# Required work
Track down every line below that holds "Chicken" and copy it.
-- start Data shown --
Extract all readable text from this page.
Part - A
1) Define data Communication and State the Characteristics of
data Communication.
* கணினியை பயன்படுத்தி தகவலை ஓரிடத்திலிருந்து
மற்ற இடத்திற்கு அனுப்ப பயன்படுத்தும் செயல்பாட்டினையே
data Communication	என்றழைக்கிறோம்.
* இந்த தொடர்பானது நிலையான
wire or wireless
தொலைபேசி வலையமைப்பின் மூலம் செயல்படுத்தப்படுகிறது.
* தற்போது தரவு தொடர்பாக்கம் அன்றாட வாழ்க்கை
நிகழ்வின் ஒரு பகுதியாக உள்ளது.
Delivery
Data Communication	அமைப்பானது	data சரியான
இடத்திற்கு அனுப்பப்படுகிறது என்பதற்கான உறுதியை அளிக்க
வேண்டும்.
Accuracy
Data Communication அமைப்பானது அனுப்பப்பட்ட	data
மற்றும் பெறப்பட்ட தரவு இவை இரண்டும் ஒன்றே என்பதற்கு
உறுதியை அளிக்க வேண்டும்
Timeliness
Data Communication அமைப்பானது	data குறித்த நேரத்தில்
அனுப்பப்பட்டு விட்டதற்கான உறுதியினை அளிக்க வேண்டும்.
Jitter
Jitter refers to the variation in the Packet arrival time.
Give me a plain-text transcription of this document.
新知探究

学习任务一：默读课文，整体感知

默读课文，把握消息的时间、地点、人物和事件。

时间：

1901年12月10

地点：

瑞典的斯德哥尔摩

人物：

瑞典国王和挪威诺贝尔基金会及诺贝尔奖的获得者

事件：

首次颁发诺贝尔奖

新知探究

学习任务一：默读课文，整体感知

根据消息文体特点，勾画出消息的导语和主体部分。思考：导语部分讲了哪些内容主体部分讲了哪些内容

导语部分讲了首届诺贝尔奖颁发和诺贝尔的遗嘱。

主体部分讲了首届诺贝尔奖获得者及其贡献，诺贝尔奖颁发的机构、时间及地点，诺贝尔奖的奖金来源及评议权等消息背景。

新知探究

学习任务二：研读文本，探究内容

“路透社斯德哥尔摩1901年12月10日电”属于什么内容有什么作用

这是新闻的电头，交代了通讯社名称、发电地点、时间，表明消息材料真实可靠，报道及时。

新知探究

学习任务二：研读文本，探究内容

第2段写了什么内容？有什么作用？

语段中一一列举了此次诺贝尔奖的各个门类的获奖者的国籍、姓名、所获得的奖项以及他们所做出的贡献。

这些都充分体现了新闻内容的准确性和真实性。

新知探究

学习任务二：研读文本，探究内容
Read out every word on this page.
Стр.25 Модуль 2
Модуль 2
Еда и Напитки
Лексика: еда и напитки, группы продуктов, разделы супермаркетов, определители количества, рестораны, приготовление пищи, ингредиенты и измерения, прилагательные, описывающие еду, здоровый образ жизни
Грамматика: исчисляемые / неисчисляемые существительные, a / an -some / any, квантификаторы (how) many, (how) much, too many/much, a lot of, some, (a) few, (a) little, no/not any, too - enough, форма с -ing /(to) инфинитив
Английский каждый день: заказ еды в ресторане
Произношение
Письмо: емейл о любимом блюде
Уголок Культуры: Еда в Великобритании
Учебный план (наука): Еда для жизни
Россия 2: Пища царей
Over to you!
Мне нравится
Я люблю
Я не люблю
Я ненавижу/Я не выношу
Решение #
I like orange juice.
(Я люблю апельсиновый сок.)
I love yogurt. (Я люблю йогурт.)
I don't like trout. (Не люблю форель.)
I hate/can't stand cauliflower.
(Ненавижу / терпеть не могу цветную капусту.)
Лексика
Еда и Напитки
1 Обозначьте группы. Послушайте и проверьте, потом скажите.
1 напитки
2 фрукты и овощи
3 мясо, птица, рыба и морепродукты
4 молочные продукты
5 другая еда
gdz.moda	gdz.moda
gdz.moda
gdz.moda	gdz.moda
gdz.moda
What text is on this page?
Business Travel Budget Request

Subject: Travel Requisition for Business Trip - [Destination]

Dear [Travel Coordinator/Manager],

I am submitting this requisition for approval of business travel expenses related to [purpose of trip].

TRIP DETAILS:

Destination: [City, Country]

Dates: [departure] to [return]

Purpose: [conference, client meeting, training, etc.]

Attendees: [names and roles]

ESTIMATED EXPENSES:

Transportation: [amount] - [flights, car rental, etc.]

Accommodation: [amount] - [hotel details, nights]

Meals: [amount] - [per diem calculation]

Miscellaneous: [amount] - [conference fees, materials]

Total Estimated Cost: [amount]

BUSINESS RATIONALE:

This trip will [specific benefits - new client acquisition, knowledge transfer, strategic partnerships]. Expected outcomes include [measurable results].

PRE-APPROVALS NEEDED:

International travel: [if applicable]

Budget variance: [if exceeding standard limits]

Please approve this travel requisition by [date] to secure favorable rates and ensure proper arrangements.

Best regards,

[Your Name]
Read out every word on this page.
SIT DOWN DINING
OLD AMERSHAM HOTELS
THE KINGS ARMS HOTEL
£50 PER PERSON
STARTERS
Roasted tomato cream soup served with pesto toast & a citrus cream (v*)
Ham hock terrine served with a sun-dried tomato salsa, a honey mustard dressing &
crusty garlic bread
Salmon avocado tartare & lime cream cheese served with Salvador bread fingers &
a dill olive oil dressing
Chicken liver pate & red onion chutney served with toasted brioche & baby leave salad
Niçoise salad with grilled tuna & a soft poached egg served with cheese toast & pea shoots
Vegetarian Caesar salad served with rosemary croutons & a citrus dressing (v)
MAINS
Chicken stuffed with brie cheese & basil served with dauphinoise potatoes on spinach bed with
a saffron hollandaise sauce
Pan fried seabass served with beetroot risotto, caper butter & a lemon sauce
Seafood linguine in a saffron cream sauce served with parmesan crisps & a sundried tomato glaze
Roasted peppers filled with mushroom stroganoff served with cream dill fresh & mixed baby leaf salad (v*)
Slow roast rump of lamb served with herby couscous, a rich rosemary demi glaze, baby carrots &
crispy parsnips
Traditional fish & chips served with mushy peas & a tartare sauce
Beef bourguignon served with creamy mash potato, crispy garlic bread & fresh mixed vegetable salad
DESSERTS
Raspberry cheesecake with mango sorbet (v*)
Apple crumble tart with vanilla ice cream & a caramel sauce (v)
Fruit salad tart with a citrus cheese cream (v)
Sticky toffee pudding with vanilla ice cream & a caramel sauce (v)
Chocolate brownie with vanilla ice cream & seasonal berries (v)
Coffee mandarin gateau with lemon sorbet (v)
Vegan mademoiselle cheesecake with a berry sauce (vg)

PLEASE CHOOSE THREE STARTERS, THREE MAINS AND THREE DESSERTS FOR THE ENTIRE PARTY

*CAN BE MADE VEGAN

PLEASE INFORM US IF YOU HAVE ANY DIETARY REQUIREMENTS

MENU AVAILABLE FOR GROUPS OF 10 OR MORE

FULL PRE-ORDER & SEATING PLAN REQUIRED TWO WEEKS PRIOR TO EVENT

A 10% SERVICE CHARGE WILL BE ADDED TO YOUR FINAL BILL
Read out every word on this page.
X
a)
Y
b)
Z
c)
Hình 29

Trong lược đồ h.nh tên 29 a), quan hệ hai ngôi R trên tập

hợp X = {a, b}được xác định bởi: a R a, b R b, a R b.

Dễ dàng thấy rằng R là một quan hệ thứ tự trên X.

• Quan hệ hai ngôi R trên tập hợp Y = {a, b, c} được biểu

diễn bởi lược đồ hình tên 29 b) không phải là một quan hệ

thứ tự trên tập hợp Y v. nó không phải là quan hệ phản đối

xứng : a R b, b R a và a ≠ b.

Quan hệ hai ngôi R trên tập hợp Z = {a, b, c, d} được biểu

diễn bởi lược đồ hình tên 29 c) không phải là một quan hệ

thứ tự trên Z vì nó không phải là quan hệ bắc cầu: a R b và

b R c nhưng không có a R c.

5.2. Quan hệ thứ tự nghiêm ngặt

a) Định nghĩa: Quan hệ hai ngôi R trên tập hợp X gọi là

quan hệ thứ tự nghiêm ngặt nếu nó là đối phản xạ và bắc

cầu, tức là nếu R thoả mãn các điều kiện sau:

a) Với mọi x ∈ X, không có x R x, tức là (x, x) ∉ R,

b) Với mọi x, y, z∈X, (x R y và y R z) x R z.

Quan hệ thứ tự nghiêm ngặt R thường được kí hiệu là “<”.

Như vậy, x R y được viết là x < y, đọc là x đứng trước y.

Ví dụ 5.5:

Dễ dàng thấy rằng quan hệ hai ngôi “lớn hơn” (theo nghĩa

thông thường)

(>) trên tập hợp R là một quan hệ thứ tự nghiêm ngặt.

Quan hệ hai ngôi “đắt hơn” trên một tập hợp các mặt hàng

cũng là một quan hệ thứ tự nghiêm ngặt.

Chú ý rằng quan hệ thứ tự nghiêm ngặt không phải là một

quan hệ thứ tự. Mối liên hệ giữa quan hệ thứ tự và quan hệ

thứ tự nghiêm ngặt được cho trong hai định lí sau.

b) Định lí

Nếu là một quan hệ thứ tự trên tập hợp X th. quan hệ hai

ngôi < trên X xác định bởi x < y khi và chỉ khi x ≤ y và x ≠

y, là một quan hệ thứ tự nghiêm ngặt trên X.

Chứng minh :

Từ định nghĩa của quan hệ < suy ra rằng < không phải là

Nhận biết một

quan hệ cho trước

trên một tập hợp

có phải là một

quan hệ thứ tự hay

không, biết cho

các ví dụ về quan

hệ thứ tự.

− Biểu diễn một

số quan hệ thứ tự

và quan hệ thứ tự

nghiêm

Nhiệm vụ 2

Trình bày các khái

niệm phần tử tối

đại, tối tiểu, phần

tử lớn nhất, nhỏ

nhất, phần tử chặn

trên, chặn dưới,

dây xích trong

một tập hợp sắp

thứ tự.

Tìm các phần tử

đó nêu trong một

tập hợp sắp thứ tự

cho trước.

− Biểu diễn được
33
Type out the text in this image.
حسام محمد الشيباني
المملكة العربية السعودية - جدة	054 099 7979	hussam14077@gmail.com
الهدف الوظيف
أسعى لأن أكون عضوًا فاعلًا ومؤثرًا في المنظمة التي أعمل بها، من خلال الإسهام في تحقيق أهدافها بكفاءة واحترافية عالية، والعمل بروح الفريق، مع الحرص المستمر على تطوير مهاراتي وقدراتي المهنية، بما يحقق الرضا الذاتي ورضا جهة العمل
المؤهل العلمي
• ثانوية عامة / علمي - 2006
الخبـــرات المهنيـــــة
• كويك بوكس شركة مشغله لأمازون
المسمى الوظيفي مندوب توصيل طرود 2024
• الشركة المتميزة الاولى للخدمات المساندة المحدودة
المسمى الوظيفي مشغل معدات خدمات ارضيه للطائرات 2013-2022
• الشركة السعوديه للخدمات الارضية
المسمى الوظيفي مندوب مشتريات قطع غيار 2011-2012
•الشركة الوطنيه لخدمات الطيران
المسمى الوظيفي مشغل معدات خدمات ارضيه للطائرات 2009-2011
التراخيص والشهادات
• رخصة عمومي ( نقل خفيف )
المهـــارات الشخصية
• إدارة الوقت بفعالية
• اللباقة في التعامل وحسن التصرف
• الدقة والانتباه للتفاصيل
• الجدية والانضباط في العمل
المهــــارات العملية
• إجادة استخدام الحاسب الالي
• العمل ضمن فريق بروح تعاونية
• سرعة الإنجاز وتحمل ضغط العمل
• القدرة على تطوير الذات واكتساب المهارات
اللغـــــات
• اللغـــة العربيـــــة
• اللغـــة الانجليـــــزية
-- end Data shown --
# Answer for the task
Chicken liver pate & red onion chutney served with toasted brioche & baby leave salad
Chicken stuffed with brie cheese & basil served with dauphinoise potatoes on spinach bed with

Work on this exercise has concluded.